Task prompt:
Review the lines that follow and copy each one that contains the word "карту".

Given entries:
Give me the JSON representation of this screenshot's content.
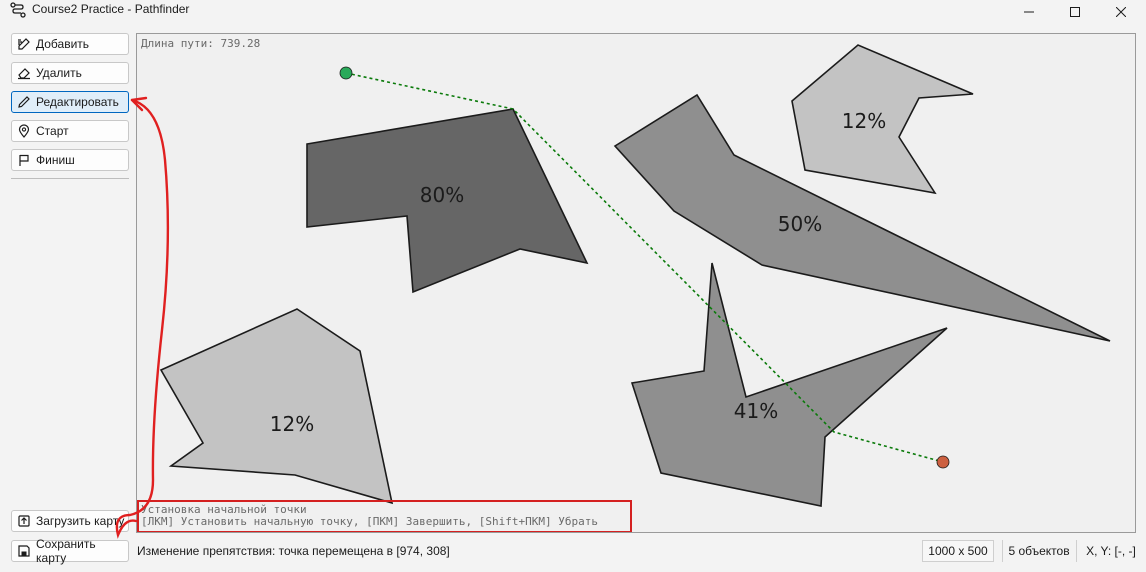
{
  "window": {
    "title": "Course2 Practice - Pathfinder"
  },
  "toolbar": {
    "add": "Добавить",
    "delete": "Удалить",
    "edit": "Редактировать",
    "start": "Старт",
    "finish": "Финиш",
    "load_map": "Загрузить карту",
    "save_map": "Сохранить карту"
  },
  "canvas": {
    "path_length": "Длина пути: 739.28",
    "hint_title": "Установка начальной точки",
    "hint_keys": "[ЛКМ] Установить начальную точку, [ПКМ] Завершить, [Shift+ПКМ] Убрать",
    "obstacles": [
      {
        "label": "80%",
        "color": "#666666"
      },
      {
        "label": "12%",
        "color": "#c3c3c3"
      },
      {
        "label": "50%",
        "color": "#8f8f8f"
      },
      {
        "label": "12%",
        "color": "#c3c3c3"
      },
      {
        "label": "41%",
        "color": "#8f8f8f"
      }
    ],
    "start_color": "#2aaa5a",
    "finish_color": "#cc6040",
    "path_color": "#0a7a0a"
  },
  "status": {
    "message": "Изменение препятствия: точка перемещена в [974, 308]",
    "size": "1000 x 500",
    "objects": "5 объектов",
    "coords": "X, Y: [-, -]"
  },
  "annotation": {
    "color": "#e02020"
  }
}
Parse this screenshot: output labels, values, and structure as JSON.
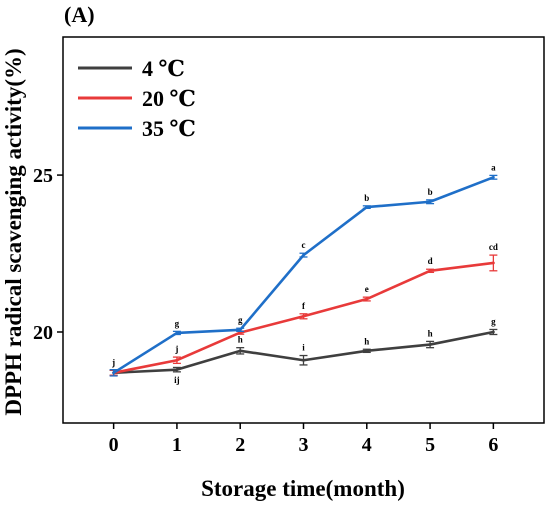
{
  "panel_label": "(A)",
  "chart_data": {
    "type": "line",
    "title": "",
    "xlabel": "Storage time(month)",
    "ylabel": "DPPH radical scavenging activity(%)",
    "x": [
      0,
      1,
      2,
      3,
      4,
      5,
      6
    ],
    "xlim": [
      -0.8,
      6.8
    ],
    "ylim": [
      17.1,
      29.4
    ],
    "x_ticks": [
      "0",
      "1",
      "2",
      "3",
      "4",
      "5",
      "6"
    ],
    "y_ticks": [
      {
        "value": 20,
        "label": "20"
      },
      {
        "value": 25,
        "label": "25"
      }
    ],
    "grid": false,
    "legend_position": "top-left",
    "series": [
      {
        "name": "4 ℃",
        "color": "#3f3f3f",
        "values": [
          18.7,
          18.8,
          19.4,
          19.1,
          19.4,
          19.6,
          20.0
        ],
        "errors": [
          0.08,
          0.07,
          0.1,
          0.15,
          0.05,
          0.1,
          0.08
        ],
        "letters": [
          "j",
          "ij",
          "h",
          "i",
          "h",
          "h",
          "g"
        ],
        "letter_side": [
          "above",
          "below",
          "above",
          "above",
          "above",
          "above",
          "above"
        ]
      },
      {
        "name": "20 ℃",
        "color": "#e83a3a",
        "values": [
          18.7,
          19.1,
          19.98,
          20.5,
          21.05,
          21.95,
          22.2
        ],
        "errors": [
          0.08,
          0.1,
          0.05,
          0.08,
          0.06,
          0.05,
          0.25
        ],
        "letters": [
          "",
          "j",
          "",
          "f",
          "e",
          "d",
          "cd"
        ],
        "letter_side": [
          "above",
          "above",
          "above",
          "above",
          "above",
          "above",
          "above"
        ]
      },
      {
        "name": "35 ℃",
        "color": "#1f6fc8",
        "values": [
          18.7,
          19.97,
          20.07,
          22.45,
          23.98,
          24.15,
          24.93
        ],
        "errors": [
          0.1,
          0.05,
          0.05,
          0.06,
          0.04,
          0.06,
          0.06
        ],
        "letters": [
          "",
          "g",
          "g",
          "c",
          "b",
          "b",
          "a"
        ],
        "letter_side": [
          "above",
          "above",
          "above",
          "above",
          "above",
          "above",
          "above"
        ]
      }
    ]
  }
}
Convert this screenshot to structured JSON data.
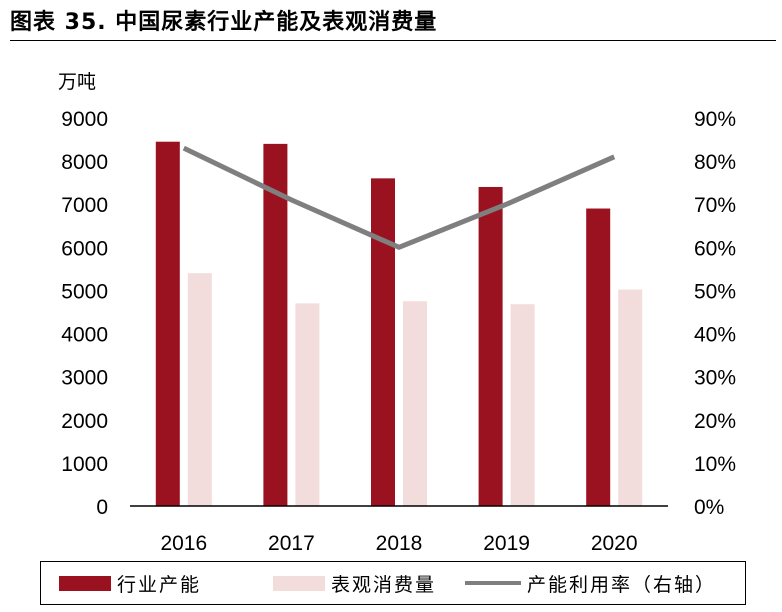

Completed exercise:
    "load_map": "Загрузить карту",
    "save_map": "Сохранить карту"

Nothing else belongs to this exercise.